* _Requirements_:
Using the listing below, extract each line that has the word "this" in it.

•••

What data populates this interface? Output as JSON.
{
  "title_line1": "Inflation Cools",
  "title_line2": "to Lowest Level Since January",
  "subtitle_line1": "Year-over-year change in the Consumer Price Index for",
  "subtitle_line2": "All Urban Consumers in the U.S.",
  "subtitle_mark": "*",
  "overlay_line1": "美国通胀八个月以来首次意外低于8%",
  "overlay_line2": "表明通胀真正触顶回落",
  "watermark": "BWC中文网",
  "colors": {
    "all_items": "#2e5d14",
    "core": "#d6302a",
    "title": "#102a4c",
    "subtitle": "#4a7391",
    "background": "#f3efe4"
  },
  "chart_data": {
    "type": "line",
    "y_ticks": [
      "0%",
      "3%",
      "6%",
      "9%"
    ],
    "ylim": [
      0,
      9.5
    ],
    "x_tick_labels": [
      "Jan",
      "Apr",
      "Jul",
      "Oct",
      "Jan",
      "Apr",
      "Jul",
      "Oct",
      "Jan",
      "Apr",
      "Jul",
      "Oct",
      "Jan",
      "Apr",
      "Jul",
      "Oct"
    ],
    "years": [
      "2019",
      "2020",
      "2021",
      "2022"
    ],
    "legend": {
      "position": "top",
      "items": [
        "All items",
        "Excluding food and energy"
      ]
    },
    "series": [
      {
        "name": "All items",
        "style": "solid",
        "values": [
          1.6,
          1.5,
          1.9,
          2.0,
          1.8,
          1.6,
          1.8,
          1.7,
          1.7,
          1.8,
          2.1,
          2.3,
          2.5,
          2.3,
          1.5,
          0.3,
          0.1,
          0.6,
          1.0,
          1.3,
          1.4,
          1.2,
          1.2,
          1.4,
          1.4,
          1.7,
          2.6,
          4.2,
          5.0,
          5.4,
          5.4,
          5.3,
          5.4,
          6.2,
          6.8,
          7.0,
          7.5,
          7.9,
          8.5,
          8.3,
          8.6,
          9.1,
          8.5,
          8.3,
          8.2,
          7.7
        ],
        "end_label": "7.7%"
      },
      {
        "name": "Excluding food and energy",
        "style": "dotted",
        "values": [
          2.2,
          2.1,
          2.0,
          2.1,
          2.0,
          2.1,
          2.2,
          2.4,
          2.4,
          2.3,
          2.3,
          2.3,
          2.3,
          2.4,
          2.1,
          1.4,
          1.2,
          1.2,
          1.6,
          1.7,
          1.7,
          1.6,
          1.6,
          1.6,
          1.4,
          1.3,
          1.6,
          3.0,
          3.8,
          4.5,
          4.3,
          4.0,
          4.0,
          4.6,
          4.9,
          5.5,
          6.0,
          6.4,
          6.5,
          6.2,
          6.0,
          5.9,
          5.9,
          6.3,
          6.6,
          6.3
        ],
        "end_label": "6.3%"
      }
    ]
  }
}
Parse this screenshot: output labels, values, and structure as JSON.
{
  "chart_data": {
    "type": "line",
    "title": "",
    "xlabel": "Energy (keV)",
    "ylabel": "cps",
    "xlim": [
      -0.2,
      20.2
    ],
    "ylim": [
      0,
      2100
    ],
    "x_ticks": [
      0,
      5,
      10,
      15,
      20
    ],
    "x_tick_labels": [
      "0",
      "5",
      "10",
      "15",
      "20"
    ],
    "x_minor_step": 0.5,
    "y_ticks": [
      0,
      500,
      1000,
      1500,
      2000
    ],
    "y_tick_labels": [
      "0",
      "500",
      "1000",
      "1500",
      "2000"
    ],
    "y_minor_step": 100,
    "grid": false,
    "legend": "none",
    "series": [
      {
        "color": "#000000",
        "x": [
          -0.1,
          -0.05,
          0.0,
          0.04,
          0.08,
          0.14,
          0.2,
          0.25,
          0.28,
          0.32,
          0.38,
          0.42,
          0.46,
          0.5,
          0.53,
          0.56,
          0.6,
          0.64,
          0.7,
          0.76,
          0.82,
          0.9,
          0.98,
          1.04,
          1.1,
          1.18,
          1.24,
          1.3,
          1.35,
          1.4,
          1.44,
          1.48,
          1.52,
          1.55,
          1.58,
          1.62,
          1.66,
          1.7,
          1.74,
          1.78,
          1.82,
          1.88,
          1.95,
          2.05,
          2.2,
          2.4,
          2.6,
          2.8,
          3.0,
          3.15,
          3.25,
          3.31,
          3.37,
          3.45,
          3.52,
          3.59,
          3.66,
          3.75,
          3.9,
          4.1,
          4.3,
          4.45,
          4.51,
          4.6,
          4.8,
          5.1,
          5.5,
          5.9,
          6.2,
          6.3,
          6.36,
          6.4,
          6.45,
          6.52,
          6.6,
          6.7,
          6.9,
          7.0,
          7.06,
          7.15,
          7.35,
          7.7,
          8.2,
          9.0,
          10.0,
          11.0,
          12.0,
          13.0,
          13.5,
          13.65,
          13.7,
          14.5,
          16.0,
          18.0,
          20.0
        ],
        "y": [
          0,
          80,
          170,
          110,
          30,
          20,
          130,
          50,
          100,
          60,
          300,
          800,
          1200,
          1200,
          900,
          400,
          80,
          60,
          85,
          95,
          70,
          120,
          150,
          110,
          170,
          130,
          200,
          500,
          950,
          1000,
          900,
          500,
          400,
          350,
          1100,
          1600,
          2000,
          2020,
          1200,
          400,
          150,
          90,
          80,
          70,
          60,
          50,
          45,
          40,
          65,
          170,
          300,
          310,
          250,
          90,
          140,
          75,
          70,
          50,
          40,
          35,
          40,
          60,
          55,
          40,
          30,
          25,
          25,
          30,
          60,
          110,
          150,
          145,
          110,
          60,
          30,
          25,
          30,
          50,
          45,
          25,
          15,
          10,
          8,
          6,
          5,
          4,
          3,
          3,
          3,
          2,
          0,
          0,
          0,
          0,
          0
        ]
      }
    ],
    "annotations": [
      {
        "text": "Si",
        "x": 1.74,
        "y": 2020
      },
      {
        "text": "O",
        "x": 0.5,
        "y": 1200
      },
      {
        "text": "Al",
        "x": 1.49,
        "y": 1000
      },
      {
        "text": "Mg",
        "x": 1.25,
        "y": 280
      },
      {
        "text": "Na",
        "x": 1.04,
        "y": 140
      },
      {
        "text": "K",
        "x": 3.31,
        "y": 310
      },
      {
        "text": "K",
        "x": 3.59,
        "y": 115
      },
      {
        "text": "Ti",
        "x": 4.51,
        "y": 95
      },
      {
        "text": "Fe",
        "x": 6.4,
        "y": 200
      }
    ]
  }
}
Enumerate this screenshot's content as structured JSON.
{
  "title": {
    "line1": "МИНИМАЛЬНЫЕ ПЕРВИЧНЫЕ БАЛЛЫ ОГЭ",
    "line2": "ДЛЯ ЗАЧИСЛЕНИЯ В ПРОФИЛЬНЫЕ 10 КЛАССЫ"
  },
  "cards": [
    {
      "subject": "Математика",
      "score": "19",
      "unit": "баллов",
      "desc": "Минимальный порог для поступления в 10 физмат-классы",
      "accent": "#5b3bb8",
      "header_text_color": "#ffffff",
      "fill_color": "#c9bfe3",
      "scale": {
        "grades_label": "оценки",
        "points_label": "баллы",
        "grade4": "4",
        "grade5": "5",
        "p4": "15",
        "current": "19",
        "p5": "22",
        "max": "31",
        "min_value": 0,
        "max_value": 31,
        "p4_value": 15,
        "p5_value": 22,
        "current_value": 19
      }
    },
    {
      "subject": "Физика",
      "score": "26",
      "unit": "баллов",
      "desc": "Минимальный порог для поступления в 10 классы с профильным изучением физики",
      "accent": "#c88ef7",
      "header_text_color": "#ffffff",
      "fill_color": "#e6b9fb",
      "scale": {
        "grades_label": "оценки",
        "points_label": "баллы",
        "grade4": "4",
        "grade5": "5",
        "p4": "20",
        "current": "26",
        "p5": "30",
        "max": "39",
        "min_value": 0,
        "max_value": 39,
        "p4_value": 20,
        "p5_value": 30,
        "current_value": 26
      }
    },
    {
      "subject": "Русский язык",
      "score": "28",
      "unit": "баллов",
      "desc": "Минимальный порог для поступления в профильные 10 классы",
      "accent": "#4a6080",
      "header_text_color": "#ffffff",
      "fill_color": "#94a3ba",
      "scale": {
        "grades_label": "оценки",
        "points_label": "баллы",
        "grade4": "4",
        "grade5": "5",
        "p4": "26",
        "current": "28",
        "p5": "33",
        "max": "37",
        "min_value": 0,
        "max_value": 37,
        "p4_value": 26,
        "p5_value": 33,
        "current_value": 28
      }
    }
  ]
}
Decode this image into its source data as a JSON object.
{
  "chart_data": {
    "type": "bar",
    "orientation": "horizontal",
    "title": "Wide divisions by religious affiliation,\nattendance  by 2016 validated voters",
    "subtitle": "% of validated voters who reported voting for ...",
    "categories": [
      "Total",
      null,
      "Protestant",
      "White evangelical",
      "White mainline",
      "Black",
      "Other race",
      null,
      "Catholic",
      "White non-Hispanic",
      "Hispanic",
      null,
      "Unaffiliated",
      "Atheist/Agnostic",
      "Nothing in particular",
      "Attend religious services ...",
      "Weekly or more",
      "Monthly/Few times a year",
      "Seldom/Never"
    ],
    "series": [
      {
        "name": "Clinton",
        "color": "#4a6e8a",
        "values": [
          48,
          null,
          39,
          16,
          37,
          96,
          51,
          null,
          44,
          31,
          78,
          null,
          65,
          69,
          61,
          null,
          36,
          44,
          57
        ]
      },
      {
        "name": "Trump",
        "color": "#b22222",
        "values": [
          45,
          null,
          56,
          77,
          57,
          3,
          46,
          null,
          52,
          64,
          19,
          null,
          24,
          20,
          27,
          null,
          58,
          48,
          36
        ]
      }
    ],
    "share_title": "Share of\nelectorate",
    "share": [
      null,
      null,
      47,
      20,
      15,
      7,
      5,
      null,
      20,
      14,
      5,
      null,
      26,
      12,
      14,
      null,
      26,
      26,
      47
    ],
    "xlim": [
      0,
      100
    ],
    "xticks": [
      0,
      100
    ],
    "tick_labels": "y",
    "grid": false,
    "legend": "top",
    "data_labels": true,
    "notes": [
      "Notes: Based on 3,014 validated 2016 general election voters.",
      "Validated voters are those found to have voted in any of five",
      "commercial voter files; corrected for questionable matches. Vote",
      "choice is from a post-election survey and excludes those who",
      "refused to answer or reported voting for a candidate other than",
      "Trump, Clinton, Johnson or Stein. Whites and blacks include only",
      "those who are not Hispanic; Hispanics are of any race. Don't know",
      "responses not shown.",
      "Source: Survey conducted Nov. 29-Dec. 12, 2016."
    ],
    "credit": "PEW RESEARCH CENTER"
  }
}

•••

* _Written reply_:
What data populates this interface? Output as JSON.
Parse this screenshot: output labels, values, and structure as JSON.
Enumerate this screenshot's content as structured JSON.
Decode this image into its source data as a JSON object.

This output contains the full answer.